Spatial layout records:
================================

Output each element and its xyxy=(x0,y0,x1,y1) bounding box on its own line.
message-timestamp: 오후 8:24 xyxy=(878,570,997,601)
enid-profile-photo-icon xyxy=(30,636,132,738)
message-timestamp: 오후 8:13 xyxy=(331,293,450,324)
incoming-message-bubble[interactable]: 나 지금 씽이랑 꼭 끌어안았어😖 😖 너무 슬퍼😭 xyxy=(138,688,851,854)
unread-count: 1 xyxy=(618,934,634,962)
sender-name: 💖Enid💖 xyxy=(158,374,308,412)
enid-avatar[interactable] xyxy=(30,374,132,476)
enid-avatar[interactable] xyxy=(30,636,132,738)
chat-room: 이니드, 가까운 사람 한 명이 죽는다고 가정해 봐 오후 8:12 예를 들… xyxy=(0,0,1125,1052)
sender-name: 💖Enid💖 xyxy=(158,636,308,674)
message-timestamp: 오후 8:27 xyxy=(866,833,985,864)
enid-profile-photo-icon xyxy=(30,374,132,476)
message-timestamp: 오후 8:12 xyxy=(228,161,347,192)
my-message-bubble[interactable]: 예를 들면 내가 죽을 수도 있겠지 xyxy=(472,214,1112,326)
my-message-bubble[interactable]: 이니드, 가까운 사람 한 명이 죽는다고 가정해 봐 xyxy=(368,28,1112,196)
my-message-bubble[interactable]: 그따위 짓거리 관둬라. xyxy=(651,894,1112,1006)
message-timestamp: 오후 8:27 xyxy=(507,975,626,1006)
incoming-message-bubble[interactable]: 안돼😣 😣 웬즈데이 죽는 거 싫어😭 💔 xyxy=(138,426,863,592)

================================

## [Written instruction]
Copy every line of the records above word for word, changing nothing.

## [Result of the task]
Output each element and its xyxy=(x0,y0,x1,y1) bounding box on its own line.
message-timestamp: 오후 8:24 xyxy=(878,570,997,601)
enid-profile-photo-icon xyxy=(30,636,132,738)
message-timestamp: 오후 8:13 xyxy=(331,293,450,324)
incoming-message-bubble[interactable]: 나 지금 씽이랑 꼭 끌어안았어😖 😖 너무 슬퍼😭 xyxy=(138,688,851,854)
unread-count: 1 xyxy=(618,934,634,962)
sender-name: 💖Enid💖 xyxy=(158,374,308,412)
enid-avatar[interactable] xyxy=(30,374,132,476)
enid-avatar[interactable] xyxy=(30,636,132,738)
chat-room: 이니드, 가까운 사람 한 명이 죽는다고 가정해 봐 오후 8:12 예를 들… xyxy=(0,0,1125,1052)
sender-name: 💖Enid💖 xyxy=(158,636,308,674)
message-timestamp: 오후 8:27 xyxy=(866,833,985,864)
enid-profile-photo-icon xyxy=(30,374,132,476)
message-timestamp: 오후 8:12 xyxy=(228,161,347,192)
my-message-bubble[interactable]: 예를 들면 내가 죽을 수도 있겠지 xyxy=(472,214,1112,326)
my-message-bubble[interactable]: 이니드, 가까운 사람 한 명이 죽는다고 가정해 봐 xyxy=(368,28,1112,196)
my-message-bubble[interactable]: 그따위 짓거리 관둬라. xyxy=(651,894,1112,1006)
message-timestamp: 오후 8:27 xyxy=(507,975,626,1006)
incoming-message-bubble[interactable]: 안돼😣 😣 웬즈데이 죽는 거 싫어😭 💔 xyxy=(138,426,863,592)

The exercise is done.